++++ The data

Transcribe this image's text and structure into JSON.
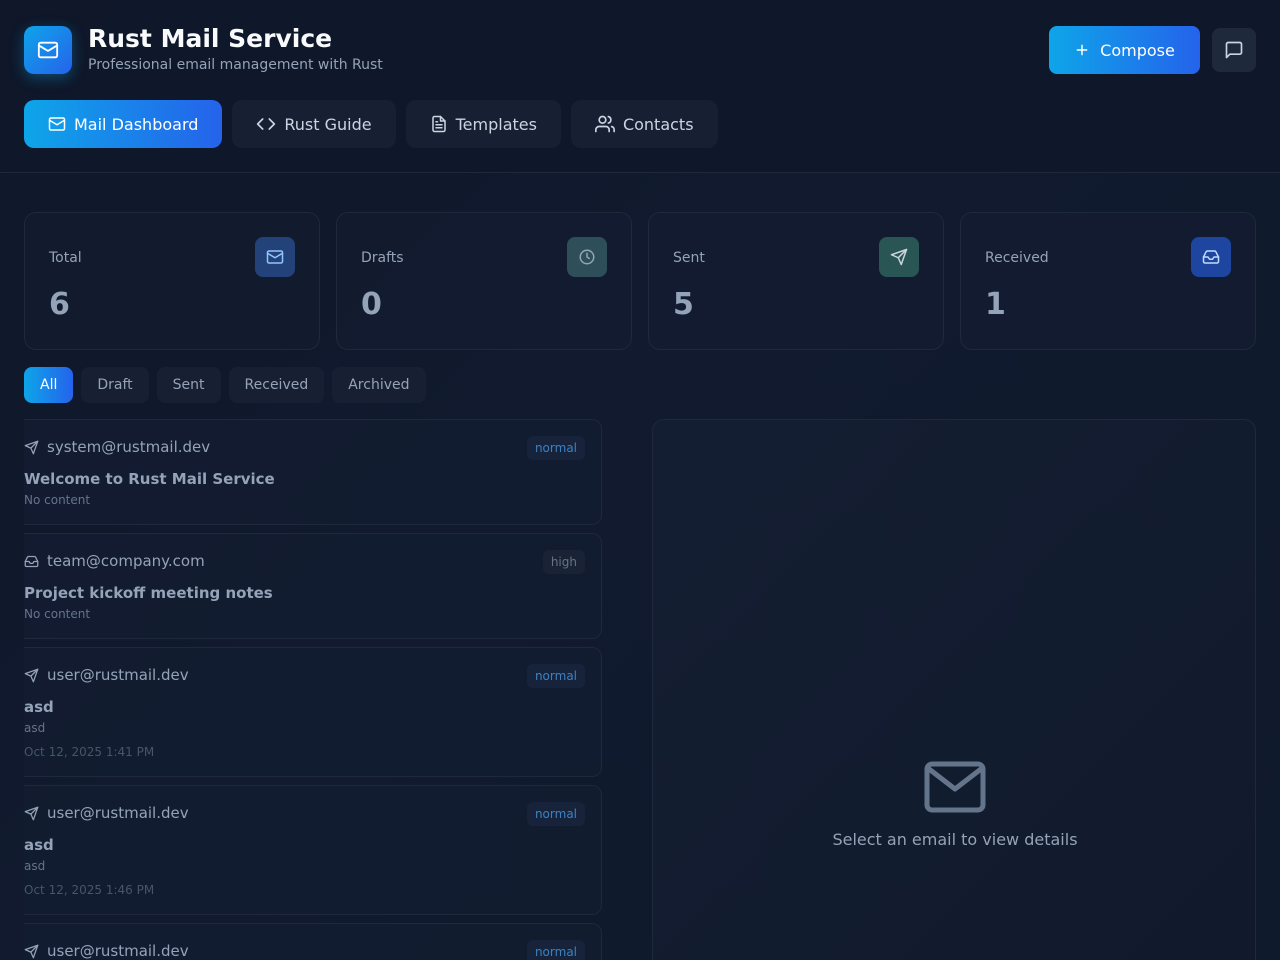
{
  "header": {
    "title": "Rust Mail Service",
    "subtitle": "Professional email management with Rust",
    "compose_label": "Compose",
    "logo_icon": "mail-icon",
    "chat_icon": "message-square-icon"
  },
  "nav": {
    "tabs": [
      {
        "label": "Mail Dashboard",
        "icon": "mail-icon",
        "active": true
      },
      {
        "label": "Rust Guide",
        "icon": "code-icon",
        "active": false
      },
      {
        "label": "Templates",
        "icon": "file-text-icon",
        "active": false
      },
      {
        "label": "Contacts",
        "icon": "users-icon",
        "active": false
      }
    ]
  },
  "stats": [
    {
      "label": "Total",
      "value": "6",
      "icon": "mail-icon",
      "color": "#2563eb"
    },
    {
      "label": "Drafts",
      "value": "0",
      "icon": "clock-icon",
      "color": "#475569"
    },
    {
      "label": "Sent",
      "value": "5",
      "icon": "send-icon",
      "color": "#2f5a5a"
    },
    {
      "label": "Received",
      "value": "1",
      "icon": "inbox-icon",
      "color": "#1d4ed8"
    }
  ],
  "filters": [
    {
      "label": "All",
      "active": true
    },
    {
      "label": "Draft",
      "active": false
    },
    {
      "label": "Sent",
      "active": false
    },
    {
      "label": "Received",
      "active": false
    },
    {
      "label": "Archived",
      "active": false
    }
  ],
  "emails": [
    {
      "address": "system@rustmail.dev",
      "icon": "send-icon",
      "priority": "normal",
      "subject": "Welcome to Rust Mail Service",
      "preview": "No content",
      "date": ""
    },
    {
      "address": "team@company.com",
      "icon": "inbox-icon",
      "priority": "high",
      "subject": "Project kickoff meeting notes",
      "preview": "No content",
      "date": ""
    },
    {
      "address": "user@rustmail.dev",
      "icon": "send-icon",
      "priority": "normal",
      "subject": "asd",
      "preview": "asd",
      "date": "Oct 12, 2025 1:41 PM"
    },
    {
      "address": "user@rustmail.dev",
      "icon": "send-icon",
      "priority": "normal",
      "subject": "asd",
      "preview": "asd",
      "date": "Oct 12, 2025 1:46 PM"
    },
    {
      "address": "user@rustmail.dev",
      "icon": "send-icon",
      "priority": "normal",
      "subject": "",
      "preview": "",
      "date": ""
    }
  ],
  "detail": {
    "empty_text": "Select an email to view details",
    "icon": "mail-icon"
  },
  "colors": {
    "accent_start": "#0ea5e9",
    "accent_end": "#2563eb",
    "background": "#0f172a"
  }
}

++++++++

• Task instructions
Write out every record above exactly as it stands, but leave out the pictures.

• Full response
Transcribe this image's text and structure into JSON.
{
  "header": {
    "title": "Rust Mail Service",
    "subtitle": "Professional email management with Rust",
    "compose_label": "Compose",
    "logo_icon": "mail-icon",
    "chat_icon": "message-square-icon"
  },
  "nav": {
    "tabs": [
      {
        "label": "Mail Dashboard",
        "icon": "mail-icon",
        "active": true
      },
      {
        "label": "Rust Guide",
        "icon": "code-icon",
        "active": false
      },
      {
        "label": "Templates",
        "icon": "file-text-icon",
        "active": false
      },
      {
        "label": "Contacts",
        "icon": "users-icon",
        "active": false
      }
    ]
  },
  "stats": [
    {
      "label": "Total",
      "value": "6",
      "icon": "mail-icon",
      "color": "#2563eb"
    },
    {
      "label": "Drafts",
      "value": "0",
      "icon": "clock-icon",
      "color": "#475569"
    },
    {
      "label": "Sent",
      "value": "5",
      "icon": "send-icon",
      "color": "#2f5a5a"
    },
    {
      "label": "Received",
      "value": "1",
      "icon": "inbox-icon",
      "color": "#1d4ed8"
    }
  ],
  "filters": [
    {
      "label": "All",
      "active": true
    },
    {
      "label": "Draft",
      "active": false
    },
    {
      "label": "Sent",
      "active": false
    },
    {
      "label": "Received",
      "active": false
    },
    {
      "label": "Archived",
      "active": false
    }
  ],
  "emails": [
    {
      "address": "system@rustmail.dev",
      "icon": "send-icon",
      "priority": "normal",
      "subject": "Welcome to Rust Mail Service",
      "preview": "No content",
      "date": ""
    },
    {
      "address": "team@company.com",
      "icon": "inbox-icon",
      "priority": "high",
      "subject": "Project kickoff meeting notes",
      "preview": "No content",
      "date": ""
    },
    {
      "address": "user@rustmail.dev",
      "icon": "send-icon",
      "priority": "normal",
      "subject": "asd",
      "preview": "asd",
      "date": "Oct 12, 2025 1:41 PM"
    },
    {
      "address": "user@rustmail.dev",
      "icon": "send-icon",
      "priority": "normal",
      "subject": "asd",
      "preview": "asd",
      "date": "Oct 12, 2025 1:46 PM"
    },
    {
      "address": "user@rustmail.dev",
      "icon": "send-icon",
      "priority": "normal",
      "subject": "",
      "preview": "",
      "date": ""
    }
  ],
  "detail": {
    "empty_text": "Select an email to view details",
    "icon": "mail-icon"
  },
  "colors": {
    "accent_start": "#0ea5e9",
    "accent_end": "#2563eb",
    "background": "#0f172a"
  }
}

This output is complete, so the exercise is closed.